- **Exercise objective**
Return every line below as is, leaving out the pictures.

[Dataset records on visual material]
.....
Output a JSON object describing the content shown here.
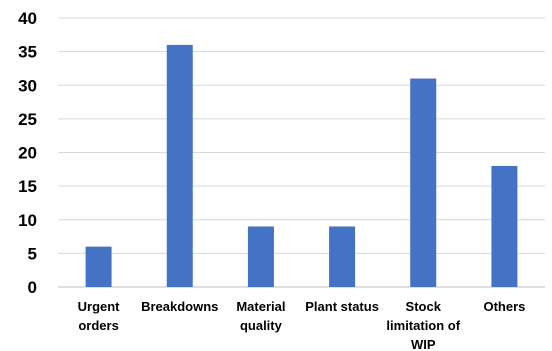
{
  "chart_data": {
    "type": "bar",
    "title": "",
    "xlabel": "",
    "ylabel": "",
    "categories": [
      [
        "Urgent",
        "orders"
      ],
      [
        "Breakdowns"
      ],
      [
        "Material",
        "quality"
      ],
      [
        "Plant status"
      ],
      [
        "Stock",
        "limitation of",
        "WIP"
      ],
      [
        "Others"
      ]
    ],
    "values": [
      6,
      36,
      9,
      9,
      31,
      18
    ],
    "ylim": [
      0,
      40
    ],
    "yticks": [
      "0",
      "5",
      "10",
      "15",
      "20",
      "25",
      "30",
      "35",
      "40"
    ],
    "grid": true,
    "bar_color": "#4472c4"
  }
}
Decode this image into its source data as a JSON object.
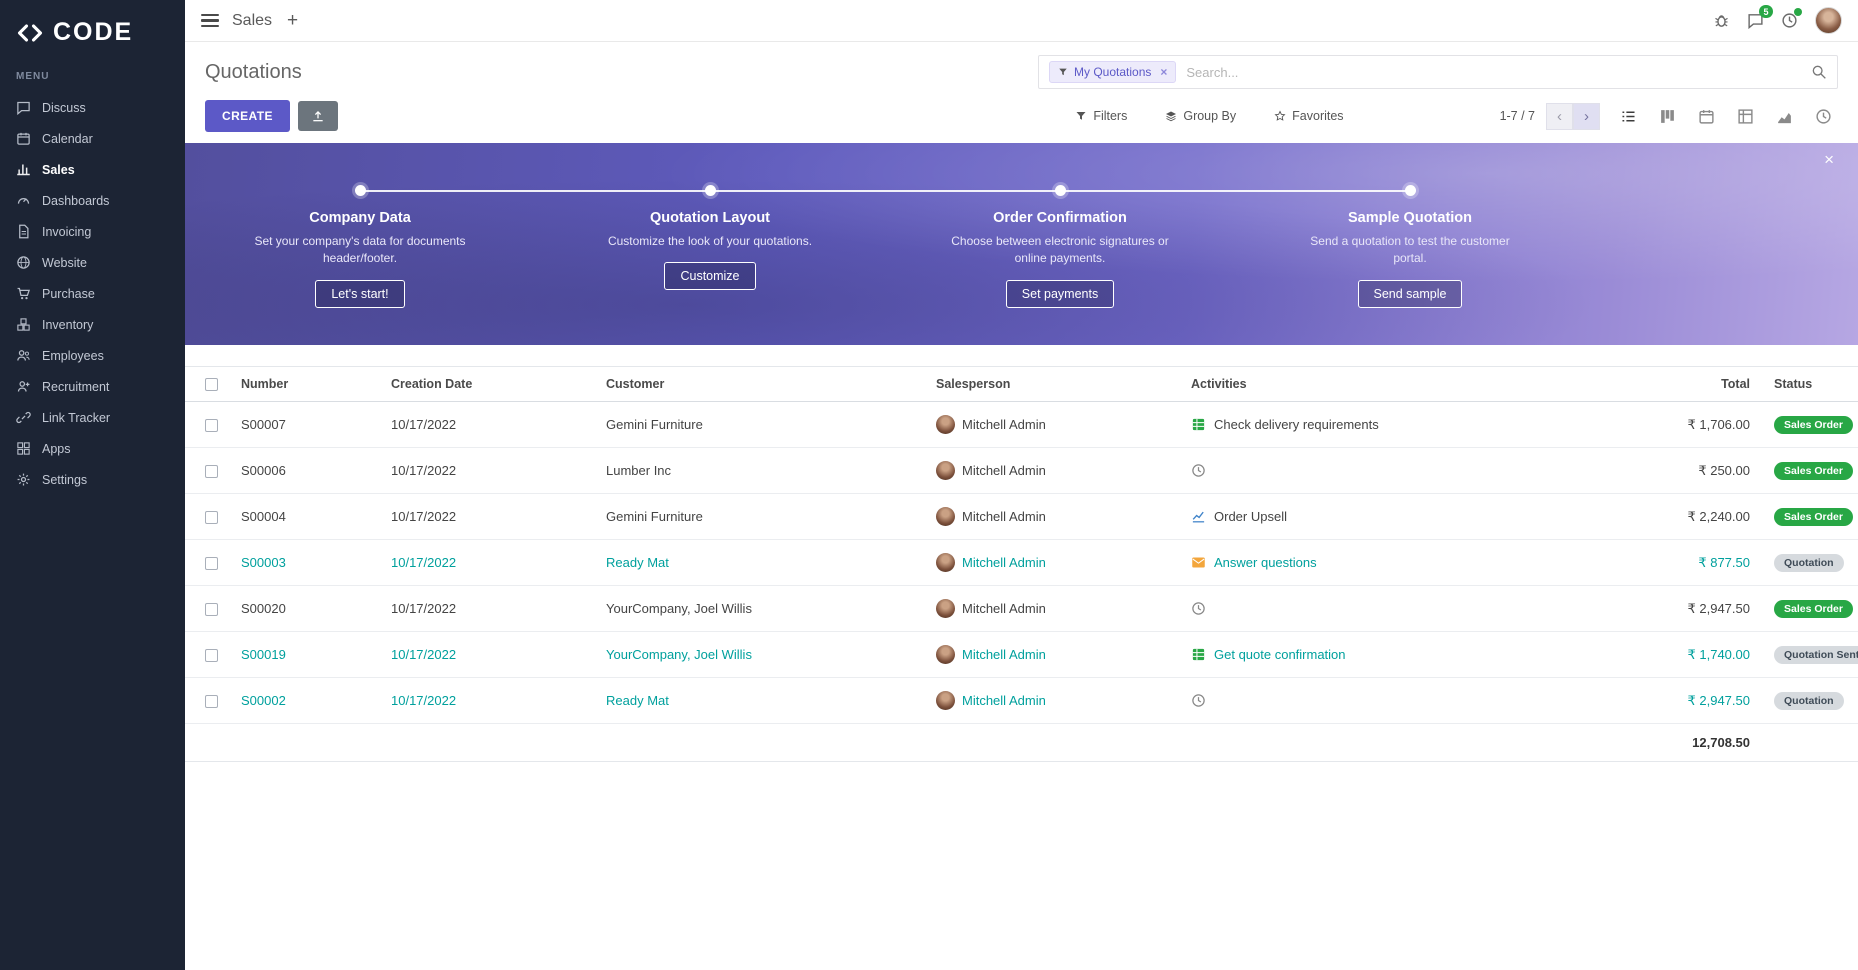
{
  "brand": {
    "name": "CODE"
  },
  "topbar": {
    "app_name": "Sales",
    "message_count": "5"
  },
  "sidebar": {
    "menu_label": "MENU",
    "items": [
      {
        "icon": "chat",
        "label": "Discuss",
        "active": false
      },
      {
        "icon": "calendar",
        "label": "Calendar",
        "active": false
      },
      {
        "icon": "chart-bar",
        "label": "Sales",
        "active": true
      },
      {
        "icon": "gauge",
        "label": "Dashboards",
        "active": false
      },
      {
        "icon": "file",
        "label": "Invoicing",
        "active": false
      },
      {
        "icon": "globe",
        "label": "Website",
        "active": false
      },
      {
        "icon": "cart",
        "label": "Purchase",
        "active": false
      },
      {
        "icon": "boxes",
        "label": "Inventory",
        "active": false
      },
      {
        "icon": "users",
        "label": "Employees",
        "active": false
      },
      {
        "icon": "user-plus",
        "label": "Recruitment",
        "active": false
      },
      {
        "icon": "link",
        "label": "Link Tracker",
        "active": false
      },
      {
        "icon": "grid",
        "label": "Apps",
        "active": false
      },
      {
        "icon": "gear",
        "label": "Settings",
        "active": false
      }
    ]
  },
  "control_panel": {
    "title": "Quotations",
    "search": {
      "chip_label": "My Quotations",
      "placeholder": "Search..."
    },
    "create_label": "CREATE",
    "filters_label": "Filters",
    "group_by_label": "Group By",
    "favorites_label": "Favorites",
    "pager_text": "1-7 / 7"
  },
  "banner": {
    "steps": [
      {
        "title": "Company Data",
        "description": "Set your company's data for documents header/footer.",
        "button": "Let's start!"
      },
      {
        "title": "Quotation Layout",
        "description": "Customize the look of your quotations.",
        "button": "Customize"
      },
      {
        "title": "Order Confirmation",
        "description": "Choose between electronic signatures or online payments.",
        "button": "Set payments"
      },
      {
        "title": "Sample Quotation",
        "description": "Send a quotation to test the customer portal.",
        "button": "Send sample"
      }
    ]
  },
  "table": {
    "columns": [
      "Number",
      "Creation Date",
      "Customer",
      "Salesperson",
      "Activities",
      "Total",
      "Status"
    ],
    "currency": "₹",
    "rows": [
      {
        "number": "S00007",
        "date": "10/17/2022",
        "customer": "Gemini Furniture",
        "salesperson": "Mitchell Admin",
        "activity": {
          "icon": "tasks",
          "label": "Check delivery requirements"
        },
        "total": "1,706.00",
        "status": "Sales Order",
        "status_type": "success",
        "highlighted": false
      },
      {
        "number": "S00006",
        "date": "10/17/2022",
        "customer": "Lumber Inc",
        "salesperson": "Mitchell Admin",
        "activity": {
          "icon": "clock",
          "label": ""
        },
        "total": "250.00",
        "status": "Sales Order",
        "status_type": "success",
        "highlighted": false
      },
      {
        "number": "S00004",
        "date": "10/17/2022",
        "customer": "Gemini Furniture",
        "salesperson": "Mitchell Admin",
        "activity": {
          "icon": "chart-line",
          "label": "Order Upsell"
        },
        "total": "2,240.00",
        "status": "Sales Order",
        "status_type": "success",
        "highlighted": false
      },
      {
        "number": "S00003",
        "date": "10/17/2022",
        "customer": "Ready Mat",
        "salesperson": "Mitchell Admin",
        "activity": {
          "icon": "envelope",
          "label": "Answer questions"
        },
        "total": "877.50",
        "status": "Quotation",
        "status_type": "muted",
        "highlighted": true
      },
      {
        "number": "S00020",
        "date": "10/17/2022",
        "customer": "YourCompany, Joel Willis",
        "salesperson": "Mitchell Admin",
        "activity": {
          "icon": "clock",
          "label": ""
        },
        "total": "2,947.50",
        "status": "Sales Order",
        "status_type": "success",
        "highlighted": false
      },
      {
        "number": "S00019",
        "date": "10/17/2022",
        "customer": "YourCompany, Joel Willis",
        "salesperson": "Mitchell Admin",
        "activity": {
          "icon": "tasks",
          "label": "Get quote confirmation"
        },
        "total": "1,740.00",
        "status": "Quotation Sent",
        "status_type": "muted",
        "highlighted": true
      },
      {
        "number": "S00002",
        "date": "10/17/2022",
        "customer": "Ready Mat",
        "salesperson": "Mitchell Admin",
        "activity": {
          "icon": "clock",
          "label": ""
        },
        "total": "2,947.50",
        "status": "Quotation",
        "status_type": "muted",
        "highlighted": true
      }
    ],
    "footer_total": "12,708.50"
  }
}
.....
- **Exercise output**
Output a JSON object describing the content shown here.
{
  "chart_data": {
    "type": "bar",
    "title": "",
    "xlabel": "",
    "ylabel": "",
    "categories": [
      [
        "Urgent",
        "orders"
      ],
      [
        "Breakdowns"
      ],
      [
        "Material",
        "quality"
      ],
      [
        "Plant status"
      ],
      [
        "Stock",
        "limitation of",
        "WIP"
      ],
      [
        "Others"
      ]
    ],
    "values": [
      6,
      36,
      9,
      9,
      31,
      18
    ],
    "ylim": [
      0,
      40
    ],
    "yticks": [
      "0",
      "5",
      "10",
      "15",
      "20",
      "25",
      "30",
      "35",
      "40"
    ],
    "grid": true,
    "bar_color": "#4472c4"
  }
}
Decode this image into its source data as a JSON object.
{
  "brand": {
    "name": "CODE"
  },
  "topbar": {
    "app_name": "Sales",
    "message_count": "5"
  },
  "sidebar": {
    "menu_label": "MENU",
    "items": [
      {
        "icon": "chat",
        "label": "Discuss",
        "active": false
      },
      {
        "icon": "calendar",
        "label": "Calendar",
        "active": false
      },
      {
        "icon": "chart-bar",
        "label": "Sales",
        "active": true
      },
      {
        "icon": "gauge",
        "label": "Dashboards",
        "active": false
      },
      {
        "icon": "file",
        "label": "Invoicing",
        "active": false
      },
      {
        "icon": "globe",
        "label": "Website",
        "active": false
      },
      {
        "icon": "cart",
        "label": "Purchase",
        "active": false
      },
      {
        "icon": "boxes",
        "label": "Inventory",
        "active": false
      },
      {
        "icon": "users",
        "label": "Employees",
        "active": false
      },
      {
        "icon": "user-plus",
        "label": "Recruitment",
        "active": false
      },
      {
        "icon": "link",
        "label": "Link Tracker",
        "active": false
      },
      {
        "icon": "grid",
        "label": "Apps",
        "active": false
      },
      {
        "icon": "gear",
        "label": "Settings",
        "active": false
      }
    ]
  },
  "control_panel": {
    "title": "Quotations",
    "search": {
      "chip_label": "My Quotations",
      "placeholder": "Search..."
    },
    "create_label": "CREATE",
    "filters_label": "Filters",
    "group_by_label": "Group By",
    "favorites_label": "Favorites",
    "pager_text": "1-7 / 7"
  },
  "banner": {
    "steps": [
      {
        "title": "Company Data",
        "description": "Set your company's data for documents header/footer.",
        "button": "Let's start!"
      },
      {
        "title": "Quotation Layout",
        "description": "Customize the look of your quotations.",
        "button": "Customize"
      },
      {
        "title": "Order Confirmation",
        "description": "Choose between electronic signatures or online payments.",
        "button": "Set payments"
      },
      {
        "title": "Sample Quotation",
        "description": "Send a quotation to test the customer portal.",
        "button": "Send sample"
      }
    ]
  },
  "table": {
    "columns": [
      "Number",
      "Creation Date",
      "Customer",
      "Salesperson",
      "Activities",
      "Total",
      "Status"
    ],
    "currency": "₹",
    "rows": [
      {
        "number": "S00007",
        "date": "10/17/2022",
        "customer": "Gemini Furniture",
        "salesperson": "Mitchell Admin",
        "activity": {
          "icon": "tasks",
          "label": "Check delivery requirements"
        },
        "total": "1,706.00",
        "status": "Sales Order",
        "status_type": "success",
        "highlighted": false
      },
      {
        "number": "S00006",
        "date": "10/17/2022",
        "customer": "Lumber Inc",
        "salesperson": "Mitchell Admin",
        "activity": {
          "icon": "clock",
          "label": ""
        },
        "total": "250.00",
        "status": "Sales Order",
        "status_type": "success",
        "highlighted": false
      },
      {
        "number": "S00004",
        "date": "10/17/2022",
        "customer": "Gemini Furniture",
        "salesperson": "Mitchell Admin",
        "activity": {
          "icon": "chart-line",
          "label": "Order Upsell"
        },
        "total": "2,240.00",
        "status": "Sales Order",
        "status_type": "success",
        "highlighted": false
      },
      {
        "number": "S00003",
        "date": "10/17/2022",
        "customer": "Ready Mat",
        "salesperson": "Mitchell Admin",
        "activity": {
          "icon": "envelope",
          "label": "Answer questions"
        },
        "total": "877.50",
        "status": "Quotation",
        "status_type": "muted",
        "highlighted": true
      },
      {
        "number": "S00020",
        "date": "10/17/2022",
        "customer": "YourCompany, Joel Willis",
        "salesperson": "Mitchell Admin",
        "activity": {
          "icon": "clock",
          "label": ""
        },
        "total": "2,947.50",
        "status": "Sales Order",
        "status_type": "success",
        "highlighted": false
      },
      {
        "number": "S00019",
        "date": "10/17/2022",
        "customer": "YourCompany, Joel Willis",
        "salesperson": "Mitchell Admin",
        "activity": {
          "icon": "tasks",
          "label": "Get quote confirmation"
        },
        "total": "1,740.00",
        "status": "Quotation Sent",
        "status_type": "muted",
        "highlighted": true
      },
      {
        "number": "S00002",
        "date": "10/17/2022",
        "customer": "Ready Mat",
        "salesperson": "Mitchell Admin",
        "activity": {
          "icon": "clock",
          "label": ""
        },
        "total": "2,947.50",
        "status": "Quotation",
        "status_type": "muted",
        "highlighted": true
      }
    ],
    "footer_total": "12,708.50"
  }
}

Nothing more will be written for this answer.